>> START LISTED ENTRIES

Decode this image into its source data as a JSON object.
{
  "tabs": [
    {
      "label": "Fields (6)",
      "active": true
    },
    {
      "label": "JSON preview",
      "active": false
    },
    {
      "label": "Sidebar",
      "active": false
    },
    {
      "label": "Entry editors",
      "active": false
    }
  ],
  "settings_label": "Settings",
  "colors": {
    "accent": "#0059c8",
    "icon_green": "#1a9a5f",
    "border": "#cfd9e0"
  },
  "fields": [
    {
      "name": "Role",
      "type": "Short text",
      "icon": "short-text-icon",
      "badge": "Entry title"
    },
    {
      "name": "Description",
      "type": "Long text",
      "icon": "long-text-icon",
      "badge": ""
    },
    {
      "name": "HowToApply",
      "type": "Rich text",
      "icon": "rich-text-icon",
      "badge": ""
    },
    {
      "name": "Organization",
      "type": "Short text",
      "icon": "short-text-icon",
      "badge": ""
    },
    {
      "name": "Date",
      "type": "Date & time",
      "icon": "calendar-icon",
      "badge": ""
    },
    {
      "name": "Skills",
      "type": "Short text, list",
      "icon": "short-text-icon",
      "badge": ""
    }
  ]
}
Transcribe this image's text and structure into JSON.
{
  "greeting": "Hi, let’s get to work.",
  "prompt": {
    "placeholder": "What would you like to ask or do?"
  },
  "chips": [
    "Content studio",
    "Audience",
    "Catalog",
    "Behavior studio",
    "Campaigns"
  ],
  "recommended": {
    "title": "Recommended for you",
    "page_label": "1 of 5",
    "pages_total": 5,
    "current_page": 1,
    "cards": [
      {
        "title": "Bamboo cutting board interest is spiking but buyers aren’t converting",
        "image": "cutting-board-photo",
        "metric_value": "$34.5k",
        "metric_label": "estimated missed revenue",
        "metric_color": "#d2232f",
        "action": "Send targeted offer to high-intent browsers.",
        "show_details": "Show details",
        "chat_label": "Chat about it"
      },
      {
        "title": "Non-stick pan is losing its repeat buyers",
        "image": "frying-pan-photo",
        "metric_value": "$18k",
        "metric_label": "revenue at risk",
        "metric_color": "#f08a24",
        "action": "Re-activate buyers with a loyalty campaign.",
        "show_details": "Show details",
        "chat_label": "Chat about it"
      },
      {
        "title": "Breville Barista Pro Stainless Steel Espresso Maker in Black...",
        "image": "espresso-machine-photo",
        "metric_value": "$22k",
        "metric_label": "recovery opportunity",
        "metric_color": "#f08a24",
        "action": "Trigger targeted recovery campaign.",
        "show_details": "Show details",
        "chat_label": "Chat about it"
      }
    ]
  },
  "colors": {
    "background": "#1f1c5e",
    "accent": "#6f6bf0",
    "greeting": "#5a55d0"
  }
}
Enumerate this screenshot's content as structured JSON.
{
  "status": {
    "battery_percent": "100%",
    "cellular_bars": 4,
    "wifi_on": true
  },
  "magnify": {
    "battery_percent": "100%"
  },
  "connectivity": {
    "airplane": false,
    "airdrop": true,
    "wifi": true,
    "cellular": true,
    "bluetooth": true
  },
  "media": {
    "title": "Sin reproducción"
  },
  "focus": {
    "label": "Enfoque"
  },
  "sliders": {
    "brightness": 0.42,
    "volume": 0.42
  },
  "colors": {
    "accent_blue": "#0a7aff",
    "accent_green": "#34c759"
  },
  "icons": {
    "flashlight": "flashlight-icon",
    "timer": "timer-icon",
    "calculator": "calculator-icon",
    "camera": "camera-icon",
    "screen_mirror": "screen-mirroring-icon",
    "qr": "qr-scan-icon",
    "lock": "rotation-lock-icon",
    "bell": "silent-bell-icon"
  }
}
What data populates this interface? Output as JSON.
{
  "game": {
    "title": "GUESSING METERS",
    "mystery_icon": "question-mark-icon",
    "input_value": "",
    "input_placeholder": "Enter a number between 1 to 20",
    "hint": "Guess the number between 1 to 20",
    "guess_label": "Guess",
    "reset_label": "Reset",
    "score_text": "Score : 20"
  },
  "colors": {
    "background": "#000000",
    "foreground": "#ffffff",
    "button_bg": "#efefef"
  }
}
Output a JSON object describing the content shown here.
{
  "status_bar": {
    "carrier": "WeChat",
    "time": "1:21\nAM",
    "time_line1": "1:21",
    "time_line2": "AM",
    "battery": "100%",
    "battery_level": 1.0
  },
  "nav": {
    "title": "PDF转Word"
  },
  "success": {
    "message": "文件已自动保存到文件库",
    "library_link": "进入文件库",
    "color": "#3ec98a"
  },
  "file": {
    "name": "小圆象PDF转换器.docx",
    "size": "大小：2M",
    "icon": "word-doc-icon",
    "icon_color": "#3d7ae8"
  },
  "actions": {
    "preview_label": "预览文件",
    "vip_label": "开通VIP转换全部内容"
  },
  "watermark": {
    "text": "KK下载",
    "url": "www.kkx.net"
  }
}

>> END LISTED ENTRIES

**GOAL:** Repeat the data exactly. Leave nothing out.

**PROBLEM SOLUTION:**
Decode this image into its source data as a JSON object.
{
  "tabs": [
    {
      "label": "Fields (6)",
      "active": true
    },
    {
      "label": "JSON preview",
      "active": false
    },
    {
      "label": "Sidebar",
      "active": false
    },
    {
      "label": "Entry editors",
      "active": false
    }
  ],
  "settings_label": "Settings",
  "colors": {
    "accent": "#0059c8",
    "icon_green": "#1a9a5f",
    "border": "#cfd9e0"
  },
  "fields": [
    {
      "name": "Role",
      "type": "Short text",
      "icon": "short-text-icon",
      "badge": "Entry title"
    },
    {
      "name": "Description",
      "type": "Long text",
      "icon": "long-text-icon",
      "badge": ""
    },
    {
      "name": "HowToApply",
      "type": "Rich text",
      "icon": "rich-text-icon",
      "badge": ""
    },
    {
      "name": "Organization",
      "type": "Short text",
      "icon": "short-text-icon",
      "badge": ""
    },
    {
      "name": "Date",
      "type": "Date & time",
      "icon": "calendar-icon",
      "badge": ""
    },
    {
      "name": "Skills",
      "type": "Short text, list",
      "icon": "short-text-icon",
      "badge": ""
    }
  ]
}
Transcribe this image's text and structure into JSON.
{
  "greeting": "Hi, let’s get to work.",
  "prompt": {
    "placeholder": "What would you like to ask or do?"
  },
  "chips": [
    "Content studio",
    "Audience",
    "Catalog",
    "Behavior studio",
    "Campaigns"
  ],
  "recommended": {
    "title": "Recommended for you",
    "page_label": "1 of 5",
    "pages_total": 5,
    "current_page": 1,
    "cards": [
      {
        "title": "Bamboo cutting board interest is spiking but buyers aren’t converting",
        "image": "cutting-board-photo",
        "metric_value": "$34.5k",
        "metric_label": "estimated missed revenue",
        "metric_color": "#d2232f",
        "action": "Send targeted offer to high-intent browsers.",
        "show_details": "Show details",
        "chat_label": "Chat about it"
      },
      {
        "title": "Non-stick pan is losing its repeat buyers",
        "image": "frying-pan-photo",
        "metric_value": "$18k",
        "metric_label": "revenue at risk",
        "metric_color": "#f08a24",
        "action": "Re-activate buyers with a loyalty campaign.",
        "show_details": "Show details",
        "chat_label": "Chat about it"
      },
      {
        "title": "Breville Barista Pro Stainless Steel Espresso Maker in Black...",
        "image": "espresso-machine-photo",
        "metric_value": "$22k",
        "metric_label": "recovery opportunity",
        "metric_color": "#f08a24",
        "action": "Trigger targeted recovery campaign.",
        "show_details": "Show details",
        "chat_label": "Chat about it"
      }
    ]
  },
  "colors": {
    "background": "#1f1c5e",
    "accent": "#6f6bf0",
    "greeting": "#5a55d0"
  }
}
Enumerate this screenshot's content as structured JSON.
{
  "status": {
    "battery_percent": "100%",
    "cellular_bars": 4,
    "wifi_on": true
  },
  "magnify": {
    "battery_percent": "100%"
  },
  "connectivity": {
    "airplane": false,
    "airdrop": true,
    "wifi": true,
    "cellular": true,
    "bluetooth": true
  },
  "media": {
    "title": "Sin reproducción"
  },
  "focus": {
    "label": "Enfoque"
  },
  "sliders": {
    "brightness": 0.42,
    "volume": 0.42
  },
  "colors": {
    "accent_blue": "#0a7aff",
    "accent_green": "#34c759"
  },
  "icons": {
    "flashlight": "flashlight-icon",
    "timer": "timer-icon",
    "calculator": "calculator-icon",
    "camera": "camera-icon",
    "screen_mirror": "screen-mirroring-icon",
    "qr": "qr-scan-icon",
    "lock": "rotation-lock-icon",
    "bell": "silent-bell-icon"
  }
}
What data populates this interface? Output as JSON.
{
  "game": {
    "title": "GUESSING METERS",
    "mystery_icon": "question-mark-icon",
    "input_value": "",
    "input_placeholder": "Enter a number between 1 to 20",
    "hint": "Guess the number between 1 to 20",
    "guess_label": "Guess",
    "reset_label": "Reset",
    "score_text": "Score : 20"
  },
  "colors": {
    "background": "#000000",
    "foreground": "#ffffff",
    "button_bg": "#efefef"
  }
}
Output a JSON object describing the content shown here.
{
  "status_bar": {
    "carrier": "WeChat",
    "time": "1:21\nAM",
    "time_line1": "1:21",
    "time_line2": "AM",
    "battery": "100%",
    "battery_level": 1.0
  },
  "nav": {
    "title": "PDF转Word"
  },
  "success": {
    "message": "文件已自动保存到文件库",
    "library_link": "进入文件库",
    "color": "#3ec98a"
  },
  "file": {
    "name": "小圆象PDF转换器.docx",
    "size": "大小：2M",
    "icon": "word-doc-icon",
    "icon_color": "#3d7ae8"
  },
  "actions": {
    "preview_label": "预览文件",
    "vip_label": "开通VIP转换全部内容"
  },
  "watermark": {
    "text": "KK下载",
    "url": "www.kkx.net"
  }
}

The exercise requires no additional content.